Copy out each line of the data holding "ylabel".

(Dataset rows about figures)
-- start --

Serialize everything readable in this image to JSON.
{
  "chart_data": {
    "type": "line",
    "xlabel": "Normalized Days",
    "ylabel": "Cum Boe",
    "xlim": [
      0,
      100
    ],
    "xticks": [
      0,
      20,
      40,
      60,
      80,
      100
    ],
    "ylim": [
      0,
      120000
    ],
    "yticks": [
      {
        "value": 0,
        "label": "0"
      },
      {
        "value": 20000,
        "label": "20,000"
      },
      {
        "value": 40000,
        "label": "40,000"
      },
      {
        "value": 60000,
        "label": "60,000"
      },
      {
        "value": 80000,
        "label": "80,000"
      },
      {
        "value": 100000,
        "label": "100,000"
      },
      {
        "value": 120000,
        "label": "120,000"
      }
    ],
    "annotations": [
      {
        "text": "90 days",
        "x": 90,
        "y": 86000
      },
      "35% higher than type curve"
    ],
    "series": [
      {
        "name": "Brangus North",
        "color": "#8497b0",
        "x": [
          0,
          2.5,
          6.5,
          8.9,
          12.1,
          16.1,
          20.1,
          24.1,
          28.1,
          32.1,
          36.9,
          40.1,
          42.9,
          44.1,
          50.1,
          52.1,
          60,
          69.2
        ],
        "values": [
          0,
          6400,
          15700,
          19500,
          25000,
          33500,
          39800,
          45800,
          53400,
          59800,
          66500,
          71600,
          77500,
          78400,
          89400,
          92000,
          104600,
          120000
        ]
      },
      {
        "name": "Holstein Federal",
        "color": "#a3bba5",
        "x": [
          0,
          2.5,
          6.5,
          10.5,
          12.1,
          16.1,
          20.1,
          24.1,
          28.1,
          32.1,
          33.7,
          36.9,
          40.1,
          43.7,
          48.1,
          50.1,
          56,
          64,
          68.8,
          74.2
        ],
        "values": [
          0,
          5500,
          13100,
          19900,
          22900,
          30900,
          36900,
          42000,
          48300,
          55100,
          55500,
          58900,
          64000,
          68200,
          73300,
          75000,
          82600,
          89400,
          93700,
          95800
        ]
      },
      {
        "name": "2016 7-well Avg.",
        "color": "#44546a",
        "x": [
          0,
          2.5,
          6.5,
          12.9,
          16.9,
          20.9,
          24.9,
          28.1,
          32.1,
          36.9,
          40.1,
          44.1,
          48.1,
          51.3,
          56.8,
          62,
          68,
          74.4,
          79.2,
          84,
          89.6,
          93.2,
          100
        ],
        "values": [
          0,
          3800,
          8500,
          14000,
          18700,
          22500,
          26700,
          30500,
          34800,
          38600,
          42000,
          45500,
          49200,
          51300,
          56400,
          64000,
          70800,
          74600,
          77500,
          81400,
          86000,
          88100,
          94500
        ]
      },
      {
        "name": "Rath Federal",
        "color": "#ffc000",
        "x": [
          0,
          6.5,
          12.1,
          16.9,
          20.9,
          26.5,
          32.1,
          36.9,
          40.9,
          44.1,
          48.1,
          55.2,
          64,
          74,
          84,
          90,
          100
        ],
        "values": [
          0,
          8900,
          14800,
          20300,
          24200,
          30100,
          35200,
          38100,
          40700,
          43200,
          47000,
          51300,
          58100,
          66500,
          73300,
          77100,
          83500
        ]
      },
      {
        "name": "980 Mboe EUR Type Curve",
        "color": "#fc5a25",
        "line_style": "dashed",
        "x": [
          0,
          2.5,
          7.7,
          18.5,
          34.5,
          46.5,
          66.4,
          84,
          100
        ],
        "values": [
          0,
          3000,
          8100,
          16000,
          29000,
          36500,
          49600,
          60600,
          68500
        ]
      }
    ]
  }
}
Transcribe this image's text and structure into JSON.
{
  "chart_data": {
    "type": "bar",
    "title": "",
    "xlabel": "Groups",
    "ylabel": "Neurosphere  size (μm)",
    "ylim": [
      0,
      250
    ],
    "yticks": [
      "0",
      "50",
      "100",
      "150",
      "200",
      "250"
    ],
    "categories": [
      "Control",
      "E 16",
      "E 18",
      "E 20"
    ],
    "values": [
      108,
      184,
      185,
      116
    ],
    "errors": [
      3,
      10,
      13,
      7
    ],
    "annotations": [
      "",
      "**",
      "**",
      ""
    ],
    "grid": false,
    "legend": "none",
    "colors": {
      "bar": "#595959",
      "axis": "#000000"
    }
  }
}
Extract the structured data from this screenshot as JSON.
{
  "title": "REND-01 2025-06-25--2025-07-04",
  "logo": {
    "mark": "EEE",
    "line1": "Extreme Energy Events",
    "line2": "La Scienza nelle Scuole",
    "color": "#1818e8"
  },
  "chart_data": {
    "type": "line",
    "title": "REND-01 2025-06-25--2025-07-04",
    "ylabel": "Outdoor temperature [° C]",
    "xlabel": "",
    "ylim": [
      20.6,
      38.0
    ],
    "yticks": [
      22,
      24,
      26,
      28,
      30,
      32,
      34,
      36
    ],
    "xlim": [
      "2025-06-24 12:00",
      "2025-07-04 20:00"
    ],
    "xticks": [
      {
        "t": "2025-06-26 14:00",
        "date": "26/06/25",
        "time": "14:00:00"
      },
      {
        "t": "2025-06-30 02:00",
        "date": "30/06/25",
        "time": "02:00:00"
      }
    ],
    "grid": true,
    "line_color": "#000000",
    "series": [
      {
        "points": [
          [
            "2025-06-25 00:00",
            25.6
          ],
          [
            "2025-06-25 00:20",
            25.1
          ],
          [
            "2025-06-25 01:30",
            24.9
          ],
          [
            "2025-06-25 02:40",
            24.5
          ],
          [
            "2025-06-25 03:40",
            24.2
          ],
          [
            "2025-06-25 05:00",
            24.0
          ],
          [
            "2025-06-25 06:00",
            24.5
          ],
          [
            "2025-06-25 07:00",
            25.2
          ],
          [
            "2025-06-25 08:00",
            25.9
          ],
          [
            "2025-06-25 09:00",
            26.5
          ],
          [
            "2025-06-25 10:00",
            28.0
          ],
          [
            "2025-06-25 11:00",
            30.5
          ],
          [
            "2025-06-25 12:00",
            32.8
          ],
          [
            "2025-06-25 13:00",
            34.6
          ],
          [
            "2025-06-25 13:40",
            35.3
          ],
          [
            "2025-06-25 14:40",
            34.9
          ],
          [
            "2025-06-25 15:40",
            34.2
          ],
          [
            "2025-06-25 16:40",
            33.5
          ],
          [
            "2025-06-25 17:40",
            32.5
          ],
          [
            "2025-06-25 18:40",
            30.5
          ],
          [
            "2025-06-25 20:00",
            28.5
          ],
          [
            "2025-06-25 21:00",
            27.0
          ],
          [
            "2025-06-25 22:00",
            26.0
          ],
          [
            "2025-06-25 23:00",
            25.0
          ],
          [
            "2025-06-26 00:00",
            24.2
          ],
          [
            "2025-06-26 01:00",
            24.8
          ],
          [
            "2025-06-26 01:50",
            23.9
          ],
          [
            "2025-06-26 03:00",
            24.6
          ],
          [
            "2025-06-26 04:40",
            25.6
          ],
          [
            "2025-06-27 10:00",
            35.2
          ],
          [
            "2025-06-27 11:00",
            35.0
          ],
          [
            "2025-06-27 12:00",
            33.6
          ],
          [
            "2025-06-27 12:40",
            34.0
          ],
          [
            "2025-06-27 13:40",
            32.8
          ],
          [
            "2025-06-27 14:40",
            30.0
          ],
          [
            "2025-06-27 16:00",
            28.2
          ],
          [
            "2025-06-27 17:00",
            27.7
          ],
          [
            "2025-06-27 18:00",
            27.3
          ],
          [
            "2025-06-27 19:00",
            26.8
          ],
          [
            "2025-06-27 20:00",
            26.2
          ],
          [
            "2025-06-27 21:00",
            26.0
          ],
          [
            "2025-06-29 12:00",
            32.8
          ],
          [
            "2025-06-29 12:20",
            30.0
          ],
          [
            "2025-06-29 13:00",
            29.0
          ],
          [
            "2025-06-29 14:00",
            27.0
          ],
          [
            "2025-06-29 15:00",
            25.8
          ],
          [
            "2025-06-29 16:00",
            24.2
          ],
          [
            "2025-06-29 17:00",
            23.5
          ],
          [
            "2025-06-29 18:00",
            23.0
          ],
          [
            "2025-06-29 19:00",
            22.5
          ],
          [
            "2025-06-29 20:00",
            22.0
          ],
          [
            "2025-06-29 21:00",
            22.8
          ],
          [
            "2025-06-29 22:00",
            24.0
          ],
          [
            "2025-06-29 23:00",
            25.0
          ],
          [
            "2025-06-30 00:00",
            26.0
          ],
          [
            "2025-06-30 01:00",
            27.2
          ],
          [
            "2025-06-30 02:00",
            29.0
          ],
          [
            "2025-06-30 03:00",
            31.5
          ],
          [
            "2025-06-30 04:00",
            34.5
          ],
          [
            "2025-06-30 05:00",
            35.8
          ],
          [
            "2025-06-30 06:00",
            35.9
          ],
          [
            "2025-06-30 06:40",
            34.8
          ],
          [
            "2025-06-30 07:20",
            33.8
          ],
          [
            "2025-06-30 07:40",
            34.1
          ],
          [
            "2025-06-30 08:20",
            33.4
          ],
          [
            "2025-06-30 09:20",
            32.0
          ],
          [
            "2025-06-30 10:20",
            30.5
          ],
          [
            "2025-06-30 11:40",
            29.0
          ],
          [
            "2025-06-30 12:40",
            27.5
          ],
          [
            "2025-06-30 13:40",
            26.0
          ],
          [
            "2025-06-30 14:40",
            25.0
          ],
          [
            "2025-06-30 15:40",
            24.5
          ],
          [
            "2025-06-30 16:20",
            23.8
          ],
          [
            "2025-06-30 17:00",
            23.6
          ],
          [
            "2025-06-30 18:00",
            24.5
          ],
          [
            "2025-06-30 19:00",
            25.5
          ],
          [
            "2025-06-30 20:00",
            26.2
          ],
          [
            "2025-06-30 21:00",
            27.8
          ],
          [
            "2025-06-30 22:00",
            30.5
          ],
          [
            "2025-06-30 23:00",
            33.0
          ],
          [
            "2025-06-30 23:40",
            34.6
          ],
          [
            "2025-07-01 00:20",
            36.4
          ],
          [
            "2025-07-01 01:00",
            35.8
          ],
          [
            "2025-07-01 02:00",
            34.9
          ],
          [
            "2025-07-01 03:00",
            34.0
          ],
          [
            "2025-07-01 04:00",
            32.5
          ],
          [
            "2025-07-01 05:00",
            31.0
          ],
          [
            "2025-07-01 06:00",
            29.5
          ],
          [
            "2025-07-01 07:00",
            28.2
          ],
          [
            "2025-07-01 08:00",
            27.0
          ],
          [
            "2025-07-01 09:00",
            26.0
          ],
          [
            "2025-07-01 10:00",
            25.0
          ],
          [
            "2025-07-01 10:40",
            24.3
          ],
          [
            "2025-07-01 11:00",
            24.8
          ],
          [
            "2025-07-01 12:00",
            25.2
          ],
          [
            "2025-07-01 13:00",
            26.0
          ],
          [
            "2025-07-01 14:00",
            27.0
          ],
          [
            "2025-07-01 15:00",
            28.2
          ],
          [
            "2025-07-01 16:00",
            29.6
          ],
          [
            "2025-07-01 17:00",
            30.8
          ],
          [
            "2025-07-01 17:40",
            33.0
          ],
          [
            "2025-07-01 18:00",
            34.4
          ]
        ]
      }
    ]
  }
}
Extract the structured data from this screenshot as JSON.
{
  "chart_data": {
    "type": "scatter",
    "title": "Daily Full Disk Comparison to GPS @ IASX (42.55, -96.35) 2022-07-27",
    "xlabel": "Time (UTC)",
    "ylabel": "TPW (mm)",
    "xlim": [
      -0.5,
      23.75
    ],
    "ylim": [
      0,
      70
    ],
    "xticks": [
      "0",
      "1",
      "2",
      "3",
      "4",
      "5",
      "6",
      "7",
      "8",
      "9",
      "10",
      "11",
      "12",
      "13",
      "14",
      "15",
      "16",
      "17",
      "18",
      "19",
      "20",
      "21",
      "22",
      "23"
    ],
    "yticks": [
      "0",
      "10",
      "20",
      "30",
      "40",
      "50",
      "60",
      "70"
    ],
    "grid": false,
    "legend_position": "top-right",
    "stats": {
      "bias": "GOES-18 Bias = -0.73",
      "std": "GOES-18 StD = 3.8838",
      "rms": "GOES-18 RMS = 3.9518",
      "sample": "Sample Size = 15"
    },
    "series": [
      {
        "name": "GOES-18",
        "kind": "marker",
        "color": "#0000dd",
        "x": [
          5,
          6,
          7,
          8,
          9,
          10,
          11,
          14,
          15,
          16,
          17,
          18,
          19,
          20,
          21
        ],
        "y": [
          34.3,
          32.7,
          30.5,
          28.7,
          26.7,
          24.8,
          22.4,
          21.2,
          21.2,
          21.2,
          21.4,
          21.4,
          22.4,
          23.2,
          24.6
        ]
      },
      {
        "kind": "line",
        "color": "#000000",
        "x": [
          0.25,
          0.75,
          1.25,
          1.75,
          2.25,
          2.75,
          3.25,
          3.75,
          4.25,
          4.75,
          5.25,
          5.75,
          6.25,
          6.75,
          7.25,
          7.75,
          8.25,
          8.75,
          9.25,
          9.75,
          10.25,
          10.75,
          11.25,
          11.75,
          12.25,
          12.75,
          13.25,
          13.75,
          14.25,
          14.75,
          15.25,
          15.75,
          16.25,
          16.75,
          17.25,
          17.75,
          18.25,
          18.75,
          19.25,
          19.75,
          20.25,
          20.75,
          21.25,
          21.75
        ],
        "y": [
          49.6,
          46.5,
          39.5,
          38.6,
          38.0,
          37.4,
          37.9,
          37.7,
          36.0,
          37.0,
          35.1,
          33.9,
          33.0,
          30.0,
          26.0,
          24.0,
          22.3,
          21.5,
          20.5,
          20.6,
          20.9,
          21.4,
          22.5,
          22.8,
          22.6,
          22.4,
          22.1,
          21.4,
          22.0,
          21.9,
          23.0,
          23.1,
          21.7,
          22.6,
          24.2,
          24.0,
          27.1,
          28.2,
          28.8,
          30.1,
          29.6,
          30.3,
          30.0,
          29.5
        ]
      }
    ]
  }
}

-- end --

ANSWER TO THE EXERCISE:
    "ylabel": "Cum Boe",
    "ylabel": "Neurosphere  size (μm)",
    "ylabel": "Outdoor temperature [° C]",
    "ylabel": "TPW (mm)",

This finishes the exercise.